EXERCISE INPUTS:
++++++++++++++++++++
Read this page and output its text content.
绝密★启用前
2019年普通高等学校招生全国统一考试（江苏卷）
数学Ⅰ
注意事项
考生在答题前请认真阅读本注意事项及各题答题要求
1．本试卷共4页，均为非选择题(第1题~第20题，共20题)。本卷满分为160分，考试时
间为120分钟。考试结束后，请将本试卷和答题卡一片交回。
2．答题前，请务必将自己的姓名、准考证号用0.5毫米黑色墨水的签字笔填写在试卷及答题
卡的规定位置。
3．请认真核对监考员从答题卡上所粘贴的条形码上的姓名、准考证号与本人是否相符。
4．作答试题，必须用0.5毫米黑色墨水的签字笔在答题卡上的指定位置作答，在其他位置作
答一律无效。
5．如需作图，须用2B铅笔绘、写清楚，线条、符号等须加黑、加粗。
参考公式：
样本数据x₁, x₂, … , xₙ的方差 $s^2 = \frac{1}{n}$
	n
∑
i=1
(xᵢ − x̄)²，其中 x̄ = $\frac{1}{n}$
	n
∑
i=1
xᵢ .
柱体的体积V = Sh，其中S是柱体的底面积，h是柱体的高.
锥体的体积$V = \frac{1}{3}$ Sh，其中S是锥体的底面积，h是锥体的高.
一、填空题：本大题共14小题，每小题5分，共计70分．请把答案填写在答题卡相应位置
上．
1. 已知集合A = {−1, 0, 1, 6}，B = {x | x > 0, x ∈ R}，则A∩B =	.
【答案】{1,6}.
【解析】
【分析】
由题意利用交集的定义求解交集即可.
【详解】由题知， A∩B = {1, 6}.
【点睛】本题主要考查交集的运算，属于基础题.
++++++++++++++++++++
WHAT THE TASK ASKS: Within the data above, pick out all lines holding the word "frac".

SOLVED PROBLEM:
样本数据x₁, x₂, … , xₙ的方差 $s^2 = \frac{1}{n}$
(xᵢ − x̄)²，其中 x̄ = $\frac{1}{n}$
锥体的体积$V = \frac{1}{3}$ Sh，其中S是锥体的底面积，h是锥体的高.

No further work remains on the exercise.